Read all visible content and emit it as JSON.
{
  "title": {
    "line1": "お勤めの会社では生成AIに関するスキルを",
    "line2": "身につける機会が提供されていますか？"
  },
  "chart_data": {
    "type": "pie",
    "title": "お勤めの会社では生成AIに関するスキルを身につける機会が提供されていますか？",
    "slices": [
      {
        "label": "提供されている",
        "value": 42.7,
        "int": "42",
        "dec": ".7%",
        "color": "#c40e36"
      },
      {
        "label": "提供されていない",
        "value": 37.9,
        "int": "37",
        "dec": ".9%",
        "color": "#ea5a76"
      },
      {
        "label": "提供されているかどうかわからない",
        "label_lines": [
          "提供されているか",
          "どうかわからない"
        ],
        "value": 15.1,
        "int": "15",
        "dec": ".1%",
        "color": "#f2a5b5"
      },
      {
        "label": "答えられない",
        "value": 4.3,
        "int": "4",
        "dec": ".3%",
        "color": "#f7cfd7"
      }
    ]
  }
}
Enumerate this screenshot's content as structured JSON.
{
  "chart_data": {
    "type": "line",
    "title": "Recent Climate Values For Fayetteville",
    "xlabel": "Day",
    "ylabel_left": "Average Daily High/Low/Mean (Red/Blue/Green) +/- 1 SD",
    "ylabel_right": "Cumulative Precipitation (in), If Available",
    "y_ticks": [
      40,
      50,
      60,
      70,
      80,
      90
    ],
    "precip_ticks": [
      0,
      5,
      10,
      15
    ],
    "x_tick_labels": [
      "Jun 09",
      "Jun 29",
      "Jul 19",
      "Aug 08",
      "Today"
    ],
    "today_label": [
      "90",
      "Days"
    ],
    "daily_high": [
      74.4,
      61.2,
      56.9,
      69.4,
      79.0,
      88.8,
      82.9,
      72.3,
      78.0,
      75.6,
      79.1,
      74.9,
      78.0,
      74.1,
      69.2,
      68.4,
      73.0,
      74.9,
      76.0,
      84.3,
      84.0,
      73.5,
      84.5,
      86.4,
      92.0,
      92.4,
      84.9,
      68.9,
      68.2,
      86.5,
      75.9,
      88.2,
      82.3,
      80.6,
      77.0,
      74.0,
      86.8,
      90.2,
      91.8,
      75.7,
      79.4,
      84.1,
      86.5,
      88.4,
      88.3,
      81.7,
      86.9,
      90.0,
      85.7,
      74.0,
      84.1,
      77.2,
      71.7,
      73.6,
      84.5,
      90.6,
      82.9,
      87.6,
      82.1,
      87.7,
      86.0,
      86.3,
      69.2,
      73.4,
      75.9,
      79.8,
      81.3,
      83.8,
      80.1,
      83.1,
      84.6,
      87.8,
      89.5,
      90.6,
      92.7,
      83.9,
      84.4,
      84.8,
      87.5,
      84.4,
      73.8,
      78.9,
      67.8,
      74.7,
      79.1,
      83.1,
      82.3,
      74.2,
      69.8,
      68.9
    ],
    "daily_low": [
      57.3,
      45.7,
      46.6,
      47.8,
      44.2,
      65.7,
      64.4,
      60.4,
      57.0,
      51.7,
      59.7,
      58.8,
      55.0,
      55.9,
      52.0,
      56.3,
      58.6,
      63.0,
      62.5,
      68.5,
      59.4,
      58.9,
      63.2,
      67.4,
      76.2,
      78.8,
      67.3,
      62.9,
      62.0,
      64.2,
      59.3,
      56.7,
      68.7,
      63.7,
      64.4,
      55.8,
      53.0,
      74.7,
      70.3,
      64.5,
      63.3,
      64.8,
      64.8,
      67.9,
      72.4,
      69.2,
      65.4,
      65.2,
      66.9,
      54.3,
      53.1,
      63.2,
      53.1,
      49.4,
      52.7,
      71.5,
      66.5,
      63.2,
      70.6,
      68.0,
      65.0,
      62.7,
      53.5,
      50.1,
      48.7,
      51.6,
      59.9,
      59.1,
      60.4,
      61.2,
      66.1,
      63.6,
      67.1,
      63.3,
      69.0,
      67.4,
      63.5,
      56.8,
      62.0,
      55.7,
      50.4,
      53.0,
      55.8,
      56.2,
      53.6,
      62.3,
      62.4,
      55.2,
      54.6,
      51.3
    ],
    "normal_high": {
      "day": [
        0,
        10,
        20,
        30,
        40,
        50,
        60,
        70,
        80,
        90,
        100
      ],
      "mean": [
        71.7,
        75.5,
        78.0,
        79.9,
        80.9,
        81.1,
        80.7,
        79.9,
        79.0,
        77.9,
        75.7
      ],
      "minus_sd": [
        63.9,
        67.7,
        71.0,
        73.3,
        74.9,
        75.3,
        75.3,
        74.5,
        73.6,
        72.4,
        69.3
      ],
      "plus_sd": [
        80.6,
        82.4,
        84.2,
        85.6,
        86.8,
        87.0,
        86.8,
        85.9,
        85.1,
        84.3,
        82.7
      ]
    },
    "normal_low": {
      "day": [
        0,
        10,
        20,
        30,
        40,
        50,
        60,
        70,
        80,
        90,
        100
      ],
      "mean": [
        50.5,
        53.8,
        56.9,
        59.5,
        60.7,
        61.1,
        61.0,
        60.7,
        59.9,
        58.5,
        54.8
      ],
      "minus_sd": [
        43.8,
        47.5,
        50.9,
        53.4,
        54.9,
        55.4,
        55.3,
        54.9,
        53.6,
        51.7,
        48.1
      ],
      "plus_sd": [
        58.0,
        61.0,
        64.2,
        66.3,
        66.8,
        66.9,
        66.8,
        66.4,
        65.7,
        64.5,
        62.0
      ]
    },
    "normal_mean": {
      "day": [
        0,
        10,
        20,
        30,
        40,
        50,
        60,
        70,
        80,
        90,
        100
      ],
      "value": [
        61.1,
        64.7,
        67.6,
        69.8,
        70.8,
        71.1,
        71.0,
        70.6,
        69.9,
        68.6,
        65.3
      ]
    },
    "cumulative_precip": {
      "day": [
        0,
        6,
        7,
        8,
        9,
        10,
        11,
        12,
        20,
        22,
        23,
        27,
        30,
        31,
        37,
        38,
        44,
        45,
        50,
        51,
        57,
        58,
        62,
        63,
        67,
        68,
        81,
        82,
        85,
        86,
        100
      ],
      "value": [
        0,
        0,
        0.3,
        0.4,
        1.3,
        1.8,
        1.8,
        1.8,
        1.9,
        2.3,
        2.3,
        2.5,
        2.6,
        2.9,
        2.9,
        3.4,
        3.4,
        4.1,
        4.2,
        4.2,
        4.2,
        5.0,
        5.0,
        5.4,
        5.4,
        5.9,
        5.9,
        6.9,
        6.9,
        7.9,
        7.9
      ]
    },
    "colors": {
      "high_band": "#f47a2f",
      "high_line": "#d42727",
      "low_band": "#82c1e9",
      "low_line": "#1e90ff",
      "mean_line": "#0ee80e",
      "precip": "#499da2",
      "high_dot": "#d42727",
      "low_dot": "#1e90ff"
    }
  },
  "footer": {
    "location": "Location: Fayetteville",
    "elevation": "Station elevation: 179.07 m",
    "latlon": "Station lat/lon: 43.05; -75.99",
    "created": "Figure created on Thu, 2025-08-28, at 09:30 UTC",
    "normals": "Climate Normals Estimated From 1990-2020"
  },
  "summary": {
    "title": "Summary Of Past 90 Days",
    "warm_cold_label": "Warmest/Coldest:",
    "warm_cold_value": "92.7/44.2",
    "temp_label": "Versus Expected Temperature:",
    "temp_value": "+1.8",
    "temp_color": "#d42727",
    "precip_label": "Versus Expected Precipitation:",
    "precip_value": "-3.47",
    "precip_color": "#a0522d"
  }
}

▶ [Stated task]: Print the listing above in its entirety, with every line exact.

▶ [Correct output]:
Read all visible content and emit it as JSON.
{
  "title": {
    "line1": "お勤めの会社では生成AIに関するスキルを",
    "line2": "身につける機会が提供されていますか？"
  },
  "chart_data": {
    "type": "pie",
    "title": "お勤めの会社では生成AIに関するスキルを身につける機会が提供されていますか？",
    "slices": [
      {
        "label": "提供されている",
        "value": 42.7,
        "int": "42",
        "dec": ".7%",
        "color": "#c40e36"
      },
      {
        "label": "提供されていない",
        "value": 37.9,
        "int": "37",
        "dec": ".9%",
        "color": "#ea5a76"
      },
      {
        "label": "提供されているかどうかわからない",
        "label_lines": [
          "提供されているか",
          "どうかわからない"
        ],
        "value": 15.1,
        "int": "15",
        "dec": ".1%",
        "color": "#f2a5b5"
      },
      {
        "label": "答えられない",
        "value": 4.3,
        "int": "4",
        "dec": ".3%",
        "color": "#f7cfd7"
      }
    ]
  }
}
Enumerate this screenshot's content as structured JSON.
{
  "chart_data": {
    "type": "line",
    "title": "Recent Climate Values For Fayetteville",
    "xlabel": "Day",
    "ylabel_left": "Average Daily High/Low/Mean (Red/Blue/Green) +/- 1 SD",
    "ylabel_right": "Cumulative Precipitation (in), If Available",
    "y_ticks": [
      40,
      50,
      60,
      70,
      80,
      90
    ],
    "precip_ticks": [
      0,
      5,
      10,
      15
    ],
    "x_tick_labels": [
      "Jun 09",
      "Jun 29",
      "Jul 19",
      "Aug 08",
      "Today"
    ],
    "today_label": [
      "90",
      "Days"
    ],
    "daily_high": [
      74.4,
      61.2,
      56.9,
      69.4,
      79.0,
      88.8,
      82.9,
      72.3,
      78.0,
      75.6,
      79.1,
      74.9,
      78.0,
      74.1,
      69.2,
      68.4,
      73.0,
      74.9,
      76.0,
      84.3,
      84.0,
      73.5,
      84.5,
      86.4,
      92.0,
      92.4,
      84.9,
      68.9,
      68.2,
      86.5,
      75.9,
      88.2,
      82.3,
      80.6,
      77.0,
      74.0,
      86.8,
      90.2,
      91.8,
      75.7,
      79.4,
      84.1,
      86.5,
      88.4,
      88.3,
      81.7,
      86.9,
      90.0,
      85.7,
      74.0,
      84.1,
      77.2,
      71.7,
      73.6,
      84.5,
      90.6,
      82.9,
      87.6,
      82.1,
      87.7,
      86.0,
      86.3,
      69.2,
      73.4,
      75.9,
      79.8,
      81.3,
      83.8,
      80.1,
      83.1,
      84.6,
      87.8,
      89.5,
      90.6,
      92.7,
      83.9,
      84.4,
      84.8,
      87.5,
      84.4,
      73.8,
      78.9,
      67.8,
      74.7,
      79.1,
      83.1,
      82.3,
      74.2,
      69.8,
      68.9
    ],
    "daily_low": [
      57.3,
      45.7,
      46.6,
      47.8,
      44.2,
      65.7,
      64.4,
      60.4,
      57.0,
      51.7,
      59.7,
      58.8,
      55.0,
      55.9,
      52.0,
      56.3,
      58.6,
      63.0,
      62.5,
      68.5,
      59.4,
      58.9,
      63.2,
      67.4,
      76.2,
      78.8,
      67.3,
      62.9,
      62.0,
      64.2,
      59.3,
      56.7,
      68.7,
      63.7,
      64.4,
      55.8,
      53.0,
      74.7,
      70.3,
      64.5,
      63.3,
      64.8,
      64.8,
      67.9,
      72.4,
      69.2,
      65.4,
      65.2,
      66.9,
      54.3,
      53.1,
      63.2,
      53.1,
      49.4,
      52.7,
      71.5,
      66.5,
      63.2,
      70.6,
      68.0,
      65.0,
      62.7,
      53.5,
      50.1,
      48.7,
      51.6,
      59.9,
      59.1,
      60.4,
      61.2,
      66.1,
      63.6,
      67.1,
      63.3,
      69.0,
      67.4,
      63.5,
      56.8,
      62.0,
      55.7,
      50.4,
      53.0,
      55.8,
      56.2,
      53.6,
      62.3,
      62.4,
      55.2,
      54.6,
      51.3
    ],
    "normal_high": {
      "day": [
        0,
        10,
        20,
        30,
        40,
        50,
        60,
        70,
        80,
        90,
        100
      ],
      "mean": [
        71.7,
        75.5,
        78.0,
        79.9,
        80.9,
        81.1,
        80.7,
        79.9,
        79.0,
        77.9,
        75.7
      ],
      "minus_sd": [
        63.9,
        67.7,
        71.0,
        73.3,
        74.9,
        75.3,
        75.3,
        74.5,
        73.6,
        72.4,
        69.3
      ],
      "plus_sd": [
        80.6,
        82.4,
        84.2,
        85.6,
        86.8,
        87.0,
        86.8,
        85.9,
        85.1,
        84.3,
        82.7
      ]
    },
    "normal_low": {
      "day": [
        0,
        10,
        20,
        30,
        40,
        50,
        60,
        70,
        80,
        90,
        100
      ],
      "mean": [
        50.5,
        53.8,
        56.9,
        59.5,
        60.7,
        61.1,
        61.0,
        60.7,
        59.9,
        58.5,
        54.8
      ],
      "minus_sd": [
        43.8,
        47.5,
        50.9,
        53.4,
        54.9,
        55.4,
        55.3,
        54.9,
        53.6,
        51.7,
        48.1
      ],
      "plus_sd": [
        58.0,
        61.0,
        64.2,
        66.3,
        66.8,
        66.9,
        66.8,
        66.4,
        65.7,
        64.5,
        62.0
      ]
    },
    "normal_mean": {
      "day": [
        0,
        10,
        20,
        30,
        40,
        50,
        60,
        70,
        80,
        90,
        100
      ],
      "value": [
        61.1,
        64.7,
        67.6,
        69.8,
        70.8,
        71.1,
        71.0,
        70.6,
        69.9,
        68.6,
        65.3
      ]
    },
    "cumulative_precip": {
      "day": [
        0,
        6,
        7,
        8,
        9,
        10,
        11,
        12,
        20,
        22,
        23,
        27,
        30,
        31,
        37,
        38,
        44,
        45,
        50,
        51,
        57,
        58,
        62,
        63,
        67,
        68,
        81,
        82,
        85,
        86,
        100
      ],
      "value": [
        0,
        0,
        0.3,
        0.4,
        1.3,
        1.8,
        1.8,
        1.8,
        1.9,
        2.3,
        2.3,
        2.5,
        2.6,
        2.9,
        2.9,
        3.4,
        3.4,
        4.1,
        4.2,
        4.2,
        4.2,
        5.0,
        5.0,
        5.4,
        5.4,
        5.9,
        5.9,
        6.9,
        6.9,
        7.9,
        7.9
      ]
    },
    "colors": {
      "high_band": "#f47a2f",
      "high_line": "#d42727",
      "low_band": "#82c1e9",
      "low_line": "#1e90ff",
      "mean_line": "#0ee80e",
      "precip": "#499da2",
      "high_dot": "#d42727",
      "low_dot": "#1e90ff"
    }
  },
  "footer": {
    "location": "Location: Fayetteville",
    "elevation": "Station elevation: 179.07 m",
    "latlon": "Station lat/lon: 43.05; -75.99",
    "created": "Figure created on Thu, 2025-08-28, at 09:30 UTC",
    "normals": "Climate Normals Estimated From 1990-2020"
  },
  "summary": {
    "title": "Summary Of Past 90 Days",
    "warm_cold_label": "Warmest/Coldest:",
    "warm_cold_value": "92.7/44.2",
    "temp_label": "Versus Expected Temperature:",
    "temp_value": "+1.8",
    "temp_color": "#d42727",
    "precip_label": "Versus Expected Precipitation:",
    "precip_value": "-3.47",
    "precip_color": "#a0522d"
  }
}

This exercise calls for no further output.